Start of Entries
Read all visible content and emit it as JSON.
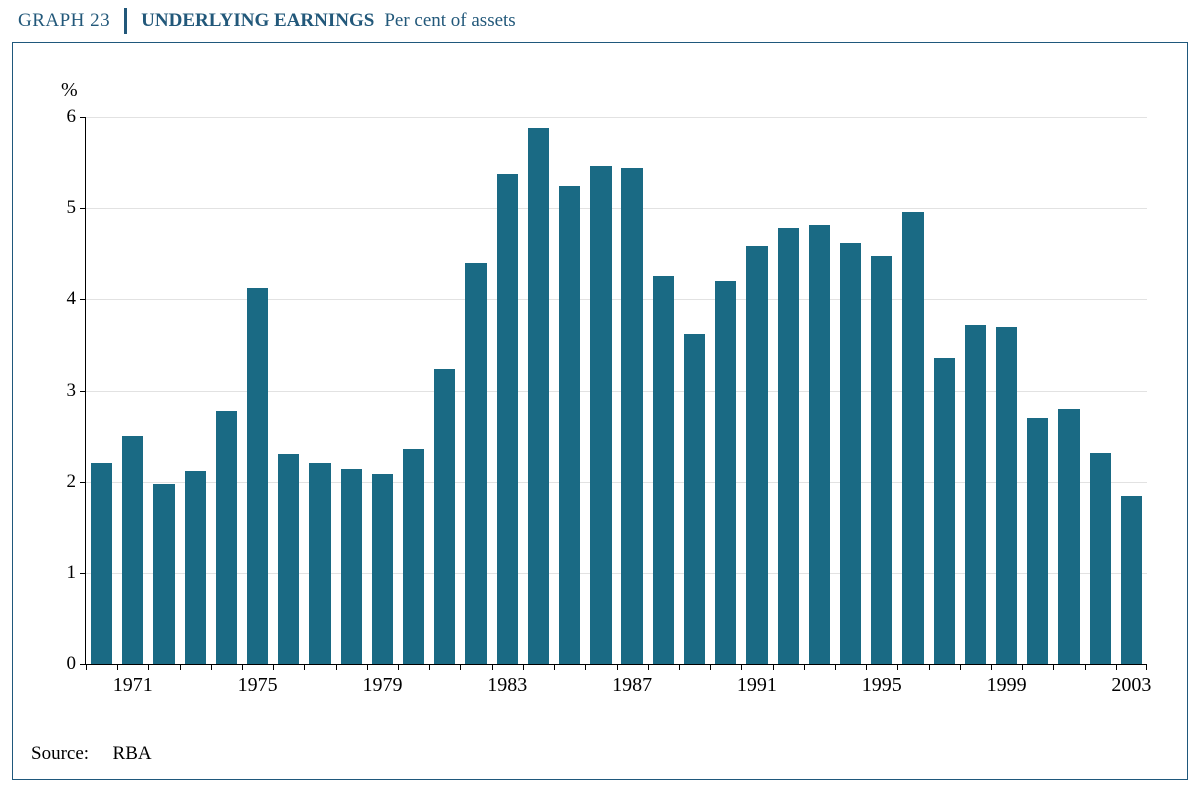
{
  "header": {
    "graph_number": "GRAPH 23",
    "title_main": "UNDERLYING EARNINGS",
    "title_sub": "Per cent of assets"
  },
  "chart": {
    "type": "bar",
    "y_unit": "%",
    "ylim": [
      0,
      6
    ],
    "yticks": [
      0,
      1,
      2,
      3,
      4,
      5,
      6
    ],
    "years": [
      1970,
      1971,
      1972,
      1973,
      1974,
      1975,
      1976,
      1977,
      1978,
      1979,
      1980,
      1981,
      1982,
      1983,
      1984,
      1985,
      1986,
      1987,
      1988,
      1989,
      1990,
      1991,
      1992,
      1993,
      1994,
      1995,
      1996,
      1997,
      1998,
      1999,
      2000,
      2001,
      2002,
      2003
    ],
    "values": [
      2.2,
      2.5,
      1.98,
      2.12,
      2.78,
      4.12,
      2.3,
      2.2,
      2.14,
      2.08,
      2.36,
      3.24,
      4.4,
      5.38,
      5.88,
      5.24,
      5.46,
      5.44,
      4.26,
      3.62,
      4.2,
      4.58,
      4.78,
      4.82,
      4.62,
      4.48,
      4.96,
      3.36,
      3.72,
      3.7,
      2.7,
      2.8,
      2.32,
      1.84
    ],
    "x_tick_labels": [
      1971,
      1975,
      1979,
      1983,
      1987,
      1991,
      1995,
      1999,
      2003
    ],
    "bar_color": "#1a6a84",
    "grid_color": "#e2e2e2",
    "axis_color": "#000000",
    "background_color": "#ffffff",
    "bar_width_ratio": 0.68,
    "title_color": "#22587a",
    "label_fontsize_pt": 15,
    "title_fontsize_pt": 14
  },
  "source": {
    "label": "Source:",
    "text": "RBA"
  }
}
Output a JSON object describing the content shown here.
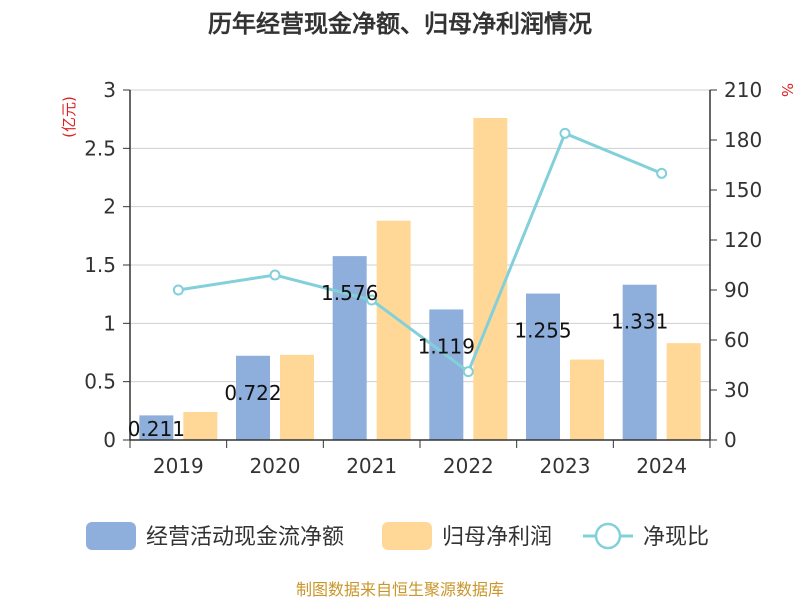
{
  "chart_data": {
    "type": "bar",
    "title": "历年经营现金净额、归母净利润情况",
    "categories": [
      "2019",
      "2020",
      "2021",
      "2022",
      "2023",
      "2024"
    ],
    "series": [
      {
        "name": "经营活动现金流净额",
        "type": "bar",
        "axis": "left",
        "color": "#8eaedc",
        "values": [
          0.211,
          0.722,
          1.576,
          1.119,
          1.255,
          1.331
        ]
      },
      {
        "name": "归母净利润",
        "type": "bar",
        "axis": "left",
        "color": "#ffd898",
        "values": [
          0.24,
          0.73,
          1.88,
          2.76,
          0.69,
          0.83
        ]
      },
      {
        "name": "净现比",
        "type": "line",
        "axis": "right",
        "color": "#82d0d9",
        "values": [
          90,
          99,
          84,
          41,
          184,
          160
        ]
      }
    ],
    "data_labels": [
      "0.211",
      "0.722",
      "1.576",
      "1.119",
      "1.255",
      "1.331"
    ],
    "ylabel": "(亿元)",
    "ylabel_color": "#e02020",
    "y2label": "%",
    "y2label_color": "#e02020",
    "ylim": [
      0,
      3
    ],
    "yticks": [
      0,
      0.5,
      1,
      1.5,
      2,
      2.5,
      3
    ],
    "ytick_labels": [
      "0",
      "0.5",
      "1",
      "1.5",
      "2",
      "2.5",
      "3"
    ],
    "y2lim": [
      0,
      210
    ],
    "y2ticks": [
      0,
      30,
      60,
      90,
      120,
      150,
      180,
      210
    ],
    "y2tick_labels": [
      "0",
      "30",
      "60",
      "90",
      "120",
      "150",
      "180",
      "210"
    ],
    "grid": true,
    "legend_position": "bottom"
  },
  "footer": {
    "source": "制图数据来自恒生聚源数据库",
    "source_color": "#c8962a"
  }
}
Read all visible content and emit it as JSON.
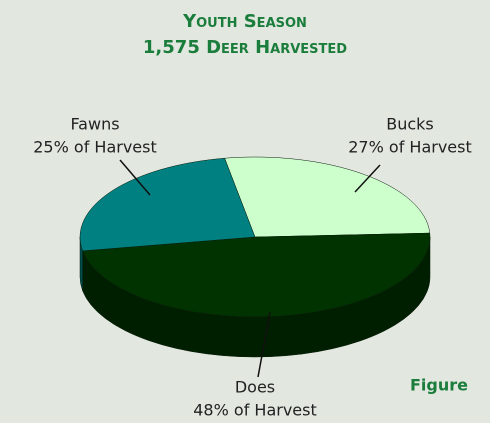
{
  "chart_data": {
    "type": "pie",
    "title": "Youth Season",
    "subtitle": "1,575 Deer Harvested",
    "categories": [
      "Bucks",
      "Does",
      "Fawns"
    ],
    "values": [
      27,
      48,
      25
    ],
    "value_labels": [
      "27% of Harvest",
      "48% of Harvest",
      "25% of Harvest"
    ],
    "colors": [
      "#ccffcc",
      "#003300",
      "#008080"
    ],
    "annotation": "Figure"
  }
}
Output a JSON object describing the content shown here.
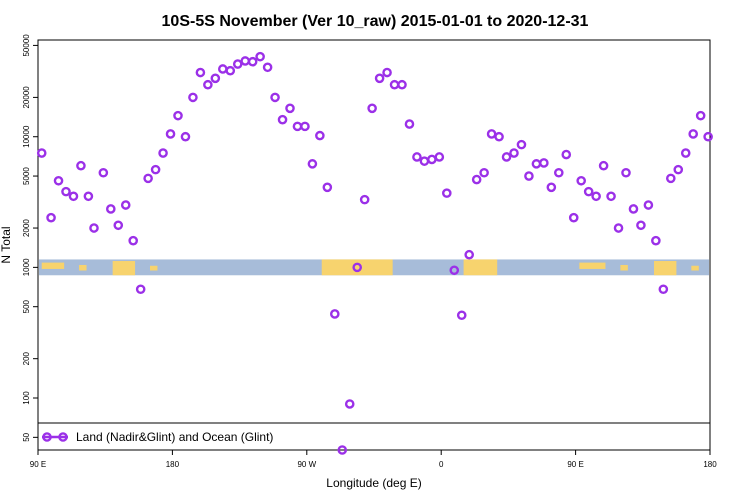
{
  "chart_data": {
    "type": "scatter",
    "title": "10S-5S November (Ver 10_raw)   2015-01-01 to 2020-12-31",
    "xlabel": "Longitude (deg E)",
    "ylabel": "N Total",
    "y_scale": "log",
    "ylim": [
      40,
      55000
    ],
    "xlim": [
      0,
      360
    ],
    "x_ticks": [
      {
        "value": 0,
        "label": "90 E"
      },
      {
        "value": 72,
        "label": "180"
      },
      {
        "value": 144,
        "label": "90 W"
      },
      {
        "value": 216,
        "label": "0"
      },
      {
        "value": 288,
        "label": "90 E"
      },
      {
        "value": 360,
        "label": "180"
      }
    ],
    "y_ticks": [
      50,
      100,
      200,
      500,
      1000,
      2000,
      5000,
      10000,
      20000,
      50000
    ],
    "legend": {
      "placement": "bottom-left",
      "label": "Land (Nadir&Glint) and Ocean (Glint)"
    },
    "marker_color": "#9b30e8",
    "map_strip": {
      "ocean_color": "#a7bcd9",
      "land_color": "#f7d36e",
      "y_range": [
        870,
        1150
      ]
    },
    "series": [
      {
        "name": "Land (Nadir&Glint) and Ocean (Glint)",
        "x": [
          2,
          7,
          11,
          15,
          19,
          23,
          27,
          30,
          35,
          39,
          43,
          47,
          51,
          55,
          59,
          63,
          67,
          71,
          75,
          79,
          83,
          87,
          91,
          95,
          99,
          103,
          107,
          111,
          115,
          119,
          123,
          127,
          131,
          135,
          139,
          143,
          147,
          151,
          155,
          159,
          163,
          167,
          171,
          175,
          179,
          183,
          187,
          191,
          195,
          199,
          203,
          207,
          211,
          215,
          219,
          223,
          227,
          231,
          235,
          239,
          243,
          247,
          251,
          255,
          259,
          263,
          267,
          271,
          275,
          279,
          283,
          287,
          291,
          295,
          299,
          303,
          307,
          311,
          315,
          319,
          323,
          327,
          331,
          335,
          339,
          343,
          347,
          351,
          355,
          359
        ],
        "y": [
          7500,
          2400,
          4600,
          3800,
          3500,
          6000,
          3500,
          2000,
          5300,
          2800,
          2100,
          3000,
          1600,
          680,
          4800,
          5600,
          7500,
          10500,
          14500,
          10000,
          20000,
          31000,
          25000,
          28000,
          33000,
          32000,
          36000,
          38000,
          37500,
          41000,
          34000,
          20000,
          13500,
          16500,
          12000,
          12000,
          6200,
          10200,
          4100,
          440,
          40,
          90,
          1000,
          3300,
          16500,
          28000,
          31000,
          25000,
          25000,
          12500,
          7000,
          6500,
          6700,
          7000,
          3700,
          950,
          430,
          1250,
          4700,
          5300,
          10500,
          10000,
          7000,
          7500,
          8700,
          5000,
          6200,
          6300,
          4100,
          5300,
          7300,
          2400,
          4600,
          3800,
          3500,
          6000,
          3500,
          2000,
          5300,
          2800,
          2100,
          3000,
          1600,
          680,
          4800,
          5600,
          7500,
          10500,
          14500,
          10000
        ]
      }
    ]
  }
}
End of Entries
▸ Task to complete:
Write the full listing out again with every line unchanged, but include no pictures.

▸ Task solution:
Read all visible content and emit it as JSON.
{
  "header": {
    "graph_number": "GRAPH 23",
    "title_main": "UNDERLYING EARNINGS",
    "title_sub": "Per cent of assets"
  },
  "chart": {
    "type": "bar",
    "y_unit": "%",
    "ylim": [
      0,
      6
    ],
    "yticks": [
      0,
      1,
      2,
      3,
      4,
      5,
      6
    ],
    "years": [
      1970,
      1971,
      1972,
      1973,
      1974,
      1975,
      1976,
      1977,
      1978,
      1979,
      1980,
      1981,
      1982,
      1983,
      1984,
      1985,
      1986,
      1987,
      1988,
      1989,
      1990,
      1991,
      1992,
      1993,
      1994,
      1995,
      1996,
      1997,
      1998,
      1999,
      2000,
      2001,
      2002,
      2003
    ],
    "values": [
      2.2,
      2.5,
      1.98,
      2.12,
      2.78,
      4.12,
      2.3,
      2.2,
      2.14,
      2.08,
      2.36,
      3.24,
      4.4,
      5.38,
      5.88,
      5.24,
      5.46,
      5.44,
      4.26,
      3.62,
      4.2,
      4.58,
      4.78,
      4.82,
      4.62,
      4.48,
      4.96,
      3.36,
      3.72,
      3.7,
      2.7,
      2.8,
      2.32,
      1.84
    ],
    "x_tick_labels": [
      1971,
      1975,
      1979,
      1983,
      1987,
      1991,
      1995,
      1999,
      2003
    ],
    "bar_color": "#1a6a84",
    "grid_color": "#e2e2e2",
    "axis_color": "#000000",
    "background_color": "#ffffff",
    "bar_width_ratio": 0.68,
    "title_color": "#22587a",
    "label_fontsize_pt": 15,
    "title_fontsize_pt": 14
  },
  "source": {
    "label": "Source:",
    "text": "RBA"
  }
}
Output a JSON object describing the content shown here.
{
  "chart_data": {
    "type": "bar",
    "title": "历年经营现金净额、归母净利润情况",
    "categories": [
      "2019",
      "2020",
      "2021",
      "2022",
      "2023",
      "2024"
    ],
    "series": [
      {
        "name": "经营活动现金流净额",
        "type": "bar",
        "axis": "left",
        "color": "#8eaedc",
        "values": [
          0.211,
          0.722,
          1.576,
          1.119,
          1.255,
          1.331
        ]
      },
      {
        "name": "归母净利润",
        "type": "bar",
        "axis": "left",
        "color": "#ffd898",
        "values": [
          0.24,
          0.73,
          1.88,
          2.76,
          0.69,
          0.83
        ]
      },
      {
        "name": "净现比",
        "type": "line",
        "axis": "right",
        "color": "#82d0d9",
        "values": [
          90,
          99,
          84,
          41,
          184,
          160
        ]
      }
    ],
    "data_labels": [
      "0.211",
      "0.722",
      "1.576",
      "1.119",
      "1.255",
      "1.331"
    ],
    "ylabel": "(亿元)",
    "ylabel_color": "#e02020",
    "y2label": "%",
    "y2label_color": "#e02020",
    "ylim": [
      0,
      3
    ],
    "yticks": [
      0,
      0.5,
      1,
      1.5,
      2,
      2.5,
      3
    ],
    "ytick_labels": [
      "0",
      "0.5",
      "1",
      "1.5",
      "2",
      "2.5",
      "3"
    ],
    "y2lim": [
      0,
      210
    ],
    "y2ticks": [
      0,
      30,
      60,
      90,
      120,
      150,
      180,
      210
    ],
    "y2tick_labels": [
      "0",
      "30",
      "60",
      "90",
      "120",
      "150",
      "180",
      "210"
    ],
    "grid": true,
    "legend_position": "bottom"
  },
  "footer": {
    "source": "制图数据来自恒生聚源数据库",
    "source_color": "#c8962a"
  }
}
Read all visible content and emit it as JSON.
{
  "chart_data": {
    "type": "pie",
    "title": "Youth Season",
    "subtitle": "1,575 Deer Harvested",
    "categories": [
      "Bucks",
      "Does",
      "Fawns"
    ],
    "values": [
      27,
      48,
      25
    ],
    "value_labels": [
      "27% of Harvest",
      "48% of Harvest",
      "25% of Harvest"
    ],
    "colors": [
      "#ccffcc",
      "#003300",
      "#008080"
    ],
    "annotation": "Figure"
  }
}
Output a JSON object describing the content shown here.
{
  "chart_data": {
    "type": "scatter",
    "title": "10S-5S November (Ver 10_raw)   2015-01-01 to 2020-12-31",
    "xlabel": "Longitude (deg E)",
    "ylabel": "N Total",
    "y_scale": "log",
    "ylim": [
      40,
      55000
    ],
    "xlim": [
      0,
      360
    ],
    "x_ticks": [
      {
        "value": 0,
        "label": "90 E"
      },
      {
        "value": 72,
        "label": "180"
      },
      {
        "value": 144,
        "label": "90 W"
      },
      {
        "value": 216,
        "label": "0"
      },
      {
        "value": 288,
        "label": "90 E"
      },
      {
        "value": 360,
        "label": "180"
      }
    ],
    "y_ticks": [
      50,
      100,
      200,
      500,
      1000,
      2000,
      5000,
      10000,
      20000,
      50000
    ],
    "legend": {
      "placement": "bottom-left",
      "label": "Land (Nadir&Glint) and Ocean (Glint)"
    },
    "marker_color": "#9b30e8",
    "map_strip": {
      "ocean_color": "#a7bcd9",
      "land_color": "#f7d36e",
      "y_range": [
        870,
        1150
      ]
    },
    "series": [
      {
        "name": "Land (Nadir&Glint) and Ocean (Glint)",
        "x": [
          2,
          7,
          11,
          15,
          19,
          23,
          27,
          30,
          35,
          39,
          43,
          47,
          51,
          55,
          59,
          63,
          67,
          71,
          75,
          79,
          83,
          87,
          91,
          95,
          99,
          103,
          107,
          111,
          115,
          119,
          123,
          127,
          131,
          135,
          139,
          143,
          147,
          151,
          155,
          159,
          163,
          167,
          171,
          175,
          179,
          183,
          187,
          191,
          195,
          199,
          203,
          207,
          211,
          215,
          219,
          223,
          227,
          231,
          235,
          239,
          243,
          247,
          251,
          255,
          259,
          263,
          267,
          271,
          275,
          279,
          283,
          287,
          291,
          295,
          299,
          303,
          307,
          311,
          315,
          319,
          323,
          327,
          331,
          335,
          339,
          343,
          347,
          351,
          355,
          359
        ],
        "y": [
          7500,
          2400,
          4600,
          3800,
          3500,
          6000,
          3500,
          2000,
          5300,
          2800,
          2100,
          3000,
          1600,
          680,
          4800,
          5600,
          7500,
          10500,
          14500,
          10000,
          20000,
          31000,
          25000,
          28000,
          33000,
          32000,
          36000,
          38000,
          37500,
          41000,
          34000,
          20000,
          13500,
          16500,
          12000,
          12000,
          6200,
          10200,
          4100,
          440,
          40,
          90,
          1000,
          3300,
          16500,
          28000,
          31000,
          25000,
          25000,
          12500,
          7000,
          6500,
          6700,
          7000,
          3700,
          950,
          430,
          1250,
          4700,
          5300,
          10500,
          10000,
          7000,
          7500,
          8700,
          5000,
          6200,
          6300,
          4100,
          5300,
          7300,
          2400,
          4600,
          3800,
          3500,
          6000,
          3500,
          2000,
          5300,
          2800,
          2100,
          3000,
          1600,
          680,
          4800,
          5600,
          7500,
          10500,
          14500,
          10000
        ]
      }
    ]
  }
}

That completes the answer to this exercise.